Input rows:

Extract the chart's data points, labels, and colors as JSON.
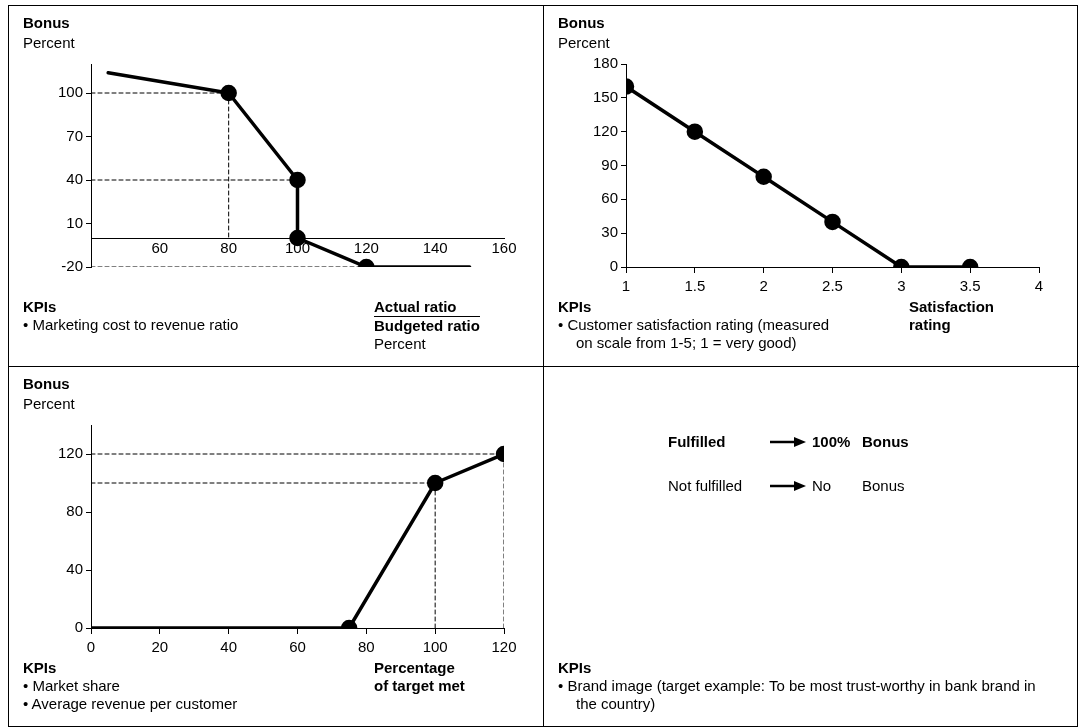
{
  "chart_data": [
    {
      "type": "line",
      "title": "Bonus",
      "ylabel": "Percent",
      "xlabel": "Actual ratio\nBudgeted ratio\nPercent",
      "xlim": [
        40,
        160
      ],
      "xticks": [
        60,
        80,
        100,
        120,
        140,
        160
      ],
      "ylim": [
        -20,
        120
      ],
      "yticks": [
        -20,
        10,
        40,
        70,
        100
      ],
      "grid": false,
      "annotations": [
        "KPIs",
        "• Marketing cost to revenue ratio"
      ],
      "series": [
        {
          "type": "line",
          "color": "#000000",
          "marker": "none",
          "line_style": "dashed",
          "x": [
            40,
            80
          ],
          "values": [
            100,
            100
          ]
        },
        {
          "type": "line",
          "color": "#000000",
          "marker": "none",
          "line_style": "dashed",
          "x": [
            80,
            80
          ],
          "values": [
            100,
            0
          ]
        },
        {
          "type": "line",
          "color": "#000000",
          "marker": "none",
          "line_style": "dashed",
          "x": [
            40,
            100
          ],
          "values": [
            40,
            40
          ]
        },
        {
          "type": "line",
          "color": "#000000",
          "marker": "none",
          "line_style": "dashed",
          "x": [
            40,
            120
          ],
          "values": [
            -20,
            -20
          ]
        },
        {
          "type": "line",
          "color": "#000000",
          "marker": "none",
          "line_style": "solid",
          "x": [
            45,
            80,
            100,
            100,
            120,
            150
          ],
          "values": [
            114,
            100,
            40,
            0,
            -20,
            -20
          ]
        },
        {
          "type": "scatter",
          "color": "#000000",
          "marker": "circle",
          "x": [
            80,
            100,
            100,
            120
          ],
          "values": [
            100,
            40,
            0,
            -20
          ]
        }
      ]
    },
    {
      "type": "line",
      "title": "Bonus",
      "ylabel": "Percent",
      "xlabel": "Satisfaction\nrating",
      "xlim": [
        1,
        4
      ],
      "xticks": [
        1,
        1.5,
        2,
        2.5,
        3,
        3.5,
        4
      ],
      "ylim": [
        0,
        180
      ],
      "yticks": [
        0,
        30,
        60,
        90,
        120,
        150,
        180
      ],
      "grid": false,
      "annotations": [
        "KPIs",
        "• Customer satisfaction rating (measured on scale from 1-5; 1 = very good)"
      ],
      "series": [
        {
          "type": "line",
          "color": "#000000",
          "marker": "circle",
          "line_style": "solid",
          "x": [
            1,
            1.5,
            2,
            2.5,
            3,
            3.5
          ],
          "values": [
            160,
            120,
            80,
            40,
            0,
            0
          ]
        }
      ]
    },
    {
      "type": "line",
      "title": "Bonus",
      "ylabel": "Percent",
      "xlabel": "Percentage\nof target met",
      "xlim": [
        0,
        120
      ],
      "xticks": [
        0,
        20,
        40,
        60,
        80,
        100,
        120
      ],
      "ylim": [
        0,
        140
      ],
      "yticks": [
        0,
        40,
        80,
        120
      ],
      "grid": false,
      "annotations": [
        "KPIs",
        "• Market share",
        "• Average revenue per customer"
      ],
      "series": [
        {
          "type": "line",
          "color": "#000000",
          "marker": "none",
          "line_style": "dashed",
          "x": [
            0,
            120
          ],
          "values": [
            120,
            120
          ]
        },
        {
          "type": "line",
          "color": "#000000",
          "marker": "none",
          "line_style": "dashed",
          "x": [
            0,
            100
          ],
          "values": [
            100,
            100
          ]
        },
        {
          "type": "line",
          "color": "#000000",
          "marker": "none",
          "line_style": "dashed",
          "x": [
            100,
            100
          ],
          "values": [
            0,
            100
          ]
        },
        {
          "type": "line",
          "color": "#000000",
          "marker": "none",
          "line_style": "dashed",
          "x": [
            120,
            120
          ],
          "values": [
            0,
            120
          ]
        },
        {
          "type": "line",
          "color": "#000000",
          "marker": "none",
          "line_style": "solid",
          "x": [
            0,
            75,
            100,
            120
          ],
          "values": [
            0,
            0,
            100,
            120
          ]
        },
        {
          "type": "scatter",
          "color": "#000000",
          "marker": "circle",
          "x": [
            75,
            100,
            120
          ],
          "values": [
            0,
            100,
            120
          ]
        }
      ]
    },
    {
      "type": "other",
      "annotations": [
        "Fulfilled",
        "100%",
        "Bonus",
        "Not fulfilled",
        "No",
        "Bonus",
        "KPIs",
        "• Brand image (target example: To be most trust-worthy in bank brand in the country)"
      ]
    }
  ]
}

Exercise prompt:
Pictures are excluded; copy all other data exactly as shown.

Full solution:
Extract the chart's data points, labels, and colors as JSON.
{
  "chart_data": [
    {
      "type": "line",
      "title": "Bonus",
      "ylabel": "Percent",
      "xlabel": "Actual ratio\nBudgeted ratio\nPercent",
      "xlim": [
        40,
        160
      ],
      "xticks": [
        60,
        80,
        100,
        120,
        140,
        160
      ],
      "ylim": [
        -20,
        120
      ],
      "yticks": [
        -20,
        10,
        40,
        70,
        100
      ],
      "grid": false,
      "annotations": [
        "KPIs",
        "• Marketing cost to revenue ratio"
      ],
      "series": [
        {
          "type": "line",
          "color": "#000000",
          "marker": "none",
          "line_style": "dashed",
          "x": [
            40,
            80
          ],
          "values": [
            100,
            100
          ]
        },
        {
          "type": "line",
          "color": "#000000",
          "marker": "none",
          "line_style": "dashed",
          "x": [
            80,
            80
          ],
          "values": [
            100,
            0
          ]
        },
        {
          "type": "line",
          "color": "#000000",
          "marker": "none",
          "line_style": "dashed",
          "x": [
            40,
            100
          ],
          "values": [
            40,
            40
          ]
        },
        {
          "type": "line",
          "color": "#000000",
          "marker": "none",
          "line_style": "dashed",
          "x": [
            40,
            120
          ],
          "values": [
            -20,
            -20
          ]
        },
        {
          "type": "line",
          "color": "#000000",
          "marker": "none",
          "line_style": "solid",
          "x": [
            45,
            80,
            100,
            100,
            120,
            150
          ],
          "values": [
            114,
            100,
            40,
            0,
            -20,
            -20
          ]
        },
        {
          "type": "scatter",
          "color": "#000000",
          "marker": "circle",
          "x": [
            80,
            100,
            100,
            120
          ],
          "values": [
            100,
            40,
            0,
            -20
          ]
        }
      ]
    },
    {
      "type": "line",
      "title": "Bonus",
      "ylabel": "Percent",
      "xlabel": "Satisfaction\nrating",
      "xlim": [
        1,
        4
      ],
      "xticks": [
        1,
        1.5,
        2,
        2.5,
        3,
        3.5,
        4
      ],
      "ylim": [
        0,
        180
      ],
      "yticks": [
        0,
        30,
        60,
        90,
        120,
        150,
        180
      ],
      "grid": false,
      "annotations": [
        "KPIs",
        "• Customer satisfaction rating (measured on scale from 1-5; 1 = very good)"
      ],
      "series": [
        {
          "type": "line",
          "color": "#000000",
          "marker": "circle",
          "line_style": "solid",
          "x": [
            1,
            1.5,
            2,
            2.5,
            3,
            3.5
          ],
          "values": [
            160,
            120,
            80,
            40,
            0,
            0
          ]
        }
      ]
    },
    {
      "type": "line",
      "title": "Bonus",
      "ylabel": "Percent",
      "xlabel": "Percentage\nof target met",
      "xlim": [
        0,
        120
      ],
      "xticks": [
        0,
        20,
        40,
        60,
        80,
        100,
        120
      ],
      "ylim": [
        0,
        140
      ],
      "yticks": [
        0,
        40,
        80,
        120
      ],
      "grid": false,
      "annotations": [
        "KPIs",
        "• Market share",
        "• Average revenue per customer"
      ],
      "series": [
        {
          "type": "line",
          "color": "#000000",
          "marker": "none",
          "line_style": "dashed",
          "x": [
            0,
            120
          ],
          "values": [
            120,
            120
          ]
        },
        {
          "type": "line",
          "color": "#000000",
          "marker": "none",
          "line_style": "dashed",
          "x": [
            0,
            100
          ],
          "values": [
            100,
            100
          ]
        },
        {
          "type": "line",
          "color": "#000000",
          "marker": "none",
          "line_style": "dashed",
          "x": [
            100,
            100
          ],
          "values": [
            0,
            100
          ]
        },
        {
          "type": "line",
          "color": "#000000",
          "marker": "none",
          "line_style": "dashed",
          "x": [
            120,
            120
          ],
          "values": [
            0,
            120
          ]
        },
        {
          "type": "line",
          "color": "#000000",
          "marker": "none",
          "line_style": "solid",
          "x": [
            0,
            75,
            100,
            120
          ],
          "values": [
            0,
            0,
            100,
            120
          ]
        },
        {
          "type": "scatter",
          "color": "#000000",
          "marker": "circle",
          "x": [
            75,
            100,
            120
          ],
          "values": [
            0,
            100,
            120
          ]
        }
      ]
    },
    {
      "type": "other",
      "annotations": [
        "Fulfilled",
        "100%",
        "Bonus",
        "Not fulfilled",
        "No",
        "Bonus",
        "KPIs",
        "• Brand image (target example: To be most trust-worthy in bank brand in the country)"
      ]
    }
  ]
}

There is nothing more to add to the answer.